= Exercise description =
Put every line of the listing, from its first line down to and including the line that contains "chart-title: Wairau bbox=[452, 1, 547, 29]", into a JSON list of strings with one string per line and no blank lines.
-=-=-
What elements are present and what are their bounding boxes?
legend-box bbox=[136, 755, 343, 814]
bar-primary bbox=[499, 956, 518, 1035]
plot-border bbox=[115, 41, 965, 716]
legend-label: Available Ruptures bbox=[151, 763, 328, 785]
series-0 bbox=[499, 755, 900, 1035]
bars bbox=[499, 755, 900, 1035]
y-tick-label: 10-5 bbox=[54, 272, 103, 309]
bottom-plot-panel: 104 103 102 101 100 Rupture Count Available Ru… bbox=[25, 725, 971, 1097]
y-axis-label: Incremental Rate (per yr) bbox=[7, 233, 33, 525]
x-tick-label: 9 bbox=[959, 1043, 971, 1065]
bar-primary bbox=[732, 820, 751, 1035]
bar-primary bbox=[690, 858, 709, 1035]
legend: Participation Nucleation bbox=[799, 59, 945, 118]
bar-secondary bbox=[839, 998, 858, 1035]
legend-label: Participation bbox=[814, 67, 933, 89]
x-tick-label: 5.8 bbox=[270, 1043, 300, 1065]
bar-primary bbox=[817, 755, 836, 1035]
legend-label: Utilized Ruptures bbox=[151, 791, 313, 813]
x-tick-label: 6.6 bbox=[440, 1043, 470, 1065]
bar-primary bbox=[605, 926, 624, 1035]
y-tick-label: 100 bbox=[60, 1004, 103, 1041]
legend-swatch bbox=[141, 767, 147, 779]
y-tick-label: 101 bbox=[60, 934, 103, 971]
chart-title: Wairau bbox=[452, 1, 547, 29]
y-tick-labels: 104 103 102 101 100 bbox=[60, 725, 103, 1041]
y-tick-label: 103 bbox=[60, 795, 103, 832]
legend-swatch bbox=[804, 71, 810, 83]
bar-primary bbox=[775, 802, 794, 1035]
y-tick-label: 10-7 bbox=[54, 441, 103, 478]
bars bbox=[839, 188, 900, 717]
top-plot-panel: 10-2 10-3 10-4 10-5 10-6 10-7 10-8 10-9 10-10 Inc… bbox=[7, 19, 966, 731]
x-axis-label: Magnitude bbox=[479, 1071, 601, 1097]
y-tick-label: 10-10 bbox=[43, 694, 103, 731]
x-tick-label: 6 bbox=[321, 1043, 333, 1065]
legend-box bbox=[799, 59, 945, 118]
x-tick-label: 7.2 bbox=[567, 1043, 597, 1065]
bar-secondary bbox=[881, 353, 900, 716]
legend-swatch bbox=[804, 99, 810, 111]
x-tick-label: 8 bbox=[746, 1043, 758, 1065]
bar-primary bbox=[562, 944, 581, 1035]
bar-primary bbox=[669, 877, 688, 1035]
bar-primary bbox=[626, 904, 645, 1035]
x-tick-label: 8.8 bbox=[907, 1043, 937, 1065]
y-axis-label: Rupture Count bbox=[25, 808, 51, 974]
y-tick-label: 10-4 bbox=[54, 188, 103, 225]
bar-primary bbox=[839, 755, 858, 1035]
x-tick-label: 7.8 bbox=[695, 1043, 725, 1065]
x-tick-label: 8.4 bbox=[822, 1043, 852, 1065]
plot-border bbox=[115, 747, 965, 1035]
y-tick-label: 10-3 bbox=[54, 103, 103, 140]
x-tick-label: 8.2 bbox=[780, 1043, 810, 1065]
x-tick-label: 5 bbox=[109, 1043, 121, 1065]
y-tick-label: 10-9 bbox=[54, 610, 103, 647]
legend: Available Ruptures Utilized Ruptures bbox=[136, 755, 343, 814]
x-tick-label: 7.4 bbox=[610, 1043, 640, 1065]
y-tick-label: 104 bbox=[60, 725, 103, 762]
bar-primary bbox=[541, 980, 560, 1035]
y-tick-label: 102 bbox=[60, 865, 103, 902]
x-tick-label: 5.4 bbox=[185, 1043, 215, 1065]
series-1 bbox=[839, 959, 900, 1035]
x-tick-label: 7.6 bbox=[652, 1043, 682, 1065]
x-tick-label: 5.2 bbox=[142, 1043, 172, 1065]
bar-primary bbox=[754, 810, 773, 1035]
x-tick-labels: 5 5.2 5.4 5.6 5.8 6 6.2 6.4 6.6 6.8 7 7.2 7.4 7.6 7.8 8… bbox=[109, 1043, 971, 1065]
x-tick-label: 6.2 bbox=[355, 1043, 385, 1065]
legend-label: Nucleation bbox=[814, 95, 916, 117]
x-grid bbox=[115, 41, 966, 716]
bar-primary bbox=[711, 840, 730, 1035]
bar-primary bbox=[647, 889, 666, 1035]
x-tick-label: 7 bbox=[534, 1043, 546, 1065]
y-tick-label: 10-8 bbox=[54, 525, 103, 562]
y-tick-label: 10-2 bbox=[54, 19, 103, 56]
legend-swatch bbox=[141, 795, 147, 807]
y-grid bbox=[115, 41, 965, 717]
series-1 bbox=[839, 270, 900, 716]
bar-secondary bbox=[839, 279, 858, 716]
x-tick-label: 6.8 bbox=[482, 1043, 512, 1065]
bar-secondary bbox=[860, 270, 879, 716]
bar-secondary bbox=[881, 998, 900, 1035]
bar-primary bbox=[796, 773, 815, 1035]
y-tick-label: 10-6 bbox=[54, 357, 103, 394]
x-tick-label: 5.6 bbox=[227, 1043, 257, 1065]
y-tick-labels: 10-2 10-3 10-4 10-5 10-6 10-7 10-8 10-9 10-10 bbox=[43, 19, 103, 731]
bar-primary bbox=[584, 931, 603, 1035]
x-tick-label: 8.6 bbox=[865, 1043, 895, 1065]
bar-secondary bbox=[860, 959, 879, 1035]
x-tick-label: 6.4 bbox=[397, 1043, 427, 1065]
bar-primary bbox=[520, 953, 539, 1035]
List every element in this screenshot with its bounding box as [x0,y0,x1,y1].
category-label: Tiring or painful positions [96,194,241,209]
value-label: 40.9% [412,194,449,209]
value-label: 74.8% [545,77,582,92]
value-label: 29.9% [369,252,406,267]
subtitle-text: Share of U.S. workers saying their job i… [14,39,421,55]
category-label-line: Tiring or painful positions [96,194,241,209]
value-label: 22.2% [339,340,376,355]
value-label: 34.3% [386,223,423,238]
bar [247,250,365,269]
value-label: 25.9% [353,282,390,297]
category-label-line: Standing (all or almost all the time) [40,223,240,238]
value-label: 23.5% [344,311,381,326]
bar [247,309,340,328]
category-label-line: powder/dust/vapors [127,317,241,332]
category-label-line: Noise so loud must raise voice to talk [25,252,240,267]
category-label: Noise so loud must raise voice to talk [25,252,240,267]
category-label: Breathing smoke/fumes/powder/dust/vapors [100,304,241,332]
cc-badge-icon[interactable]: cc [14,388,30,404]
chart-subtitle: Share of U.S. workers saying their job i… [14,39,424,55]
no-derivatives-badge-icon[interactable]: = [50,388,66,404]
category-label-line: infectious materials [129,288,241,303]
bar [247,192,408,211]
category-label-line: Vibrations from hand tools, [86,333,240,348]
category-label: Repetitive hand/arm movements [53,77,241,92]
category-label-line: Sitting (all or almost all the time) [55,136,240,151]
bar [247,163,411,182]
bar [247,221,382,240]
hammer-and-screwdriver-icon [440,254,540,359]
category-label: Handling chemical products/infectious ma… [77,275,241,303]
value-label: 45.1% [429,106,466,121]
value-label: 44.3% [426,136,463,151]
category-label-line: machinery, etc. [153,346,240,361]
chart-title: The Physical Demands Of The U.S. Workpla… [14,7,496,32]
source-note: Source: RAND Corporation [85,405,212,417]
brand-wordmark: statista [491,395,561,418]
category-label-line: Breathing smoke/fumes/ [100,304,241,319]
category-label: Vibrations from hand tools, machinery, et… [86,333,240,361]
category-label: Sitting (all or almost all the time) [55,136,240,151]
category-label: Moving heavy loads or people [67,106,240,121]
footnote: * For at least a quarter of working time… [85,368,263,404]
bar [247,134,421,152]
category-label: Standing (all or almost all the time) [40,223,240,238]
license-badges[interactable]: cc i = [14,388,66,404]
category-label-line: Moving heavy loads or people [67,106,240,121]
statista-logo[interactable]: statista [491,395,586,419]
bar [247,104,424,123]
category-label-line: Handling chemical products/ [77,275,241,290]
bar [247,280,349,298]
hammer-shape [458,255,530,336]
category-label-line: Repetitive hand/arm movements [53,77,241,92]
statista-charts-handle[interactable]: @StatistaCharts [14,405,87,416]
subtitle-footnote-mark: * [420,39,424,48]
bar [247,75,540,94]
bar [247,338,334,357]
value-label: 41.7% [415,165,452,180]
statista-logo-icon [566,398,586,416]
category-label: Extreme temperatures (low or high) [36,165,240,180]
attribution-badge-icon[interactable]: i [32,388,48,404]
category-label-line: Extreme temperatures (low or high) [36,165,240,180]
-=-=-
= Worked solution =
[
  "What elements are present and what are their bounding boxes?",
  "legend-box bbox=[136, 755, 343, 814]",
  "bar-primary bbox=[499, 956, 518, 1035]",
  "plot-border bbox=[115, 41, 965, 716]",
  "legend-label: Available Ruptures bbox=[151, 763, 328, 785]",
  "series-0 bbox=[499, 755, 900, 1035]",
  "bars bbox=[499, 755, 900, 1035]",
  "y-tick-label: 10-5 bbox=[54, 272, 103, 309]",
  "bottom-plot-panel: 104 103 102 101 100 Rupture Count Available Ru… bbox=[25, 725, 971, 1097]",
  "y-axis-label: Incremental Rate (per yr) bbox=[7, 233, 33, 525]",
  "x-tick-label: 9 bbox=[959, 1043, 971, 1065]",
  "bar-primary bbox=[732, 820, 751, 1035]",
  "bar-primary bbox=[690, 858, 709, 1035]",
  "legend: Participation Nucleation bbox=[799, 59, 945, 118]",
  "bar-secondary bbox=[839, 998, 858, 1035]",
  "legend-label: Participation bbox=[814, 67, 933, 89]",
  "x-tick-label: 5.8 bbox=[270, 1043, 300, 1065]",
  "bar-primary bbox=[817, 755, 836, 1035]",
  "legend-label: Utilized Ruptures bbox=[151, 791, 313, 813]",
  "x-tick-label: 6.6 bbox=[440, 1043, 470, 1065]",
  "bar-primary bbox=[605, 926, 624, 1035]",
  "y-tick-label: 100 bbox=[60, 1004, 103, 1041]",
  "legend-swatch bbox=[141, 767, 147, 779]",
  "y-tick-label: 101 bbox=[60, 934, 103, 971]",
  "chart-title: Wairau bbox=[452, 1, 547, 29]"
]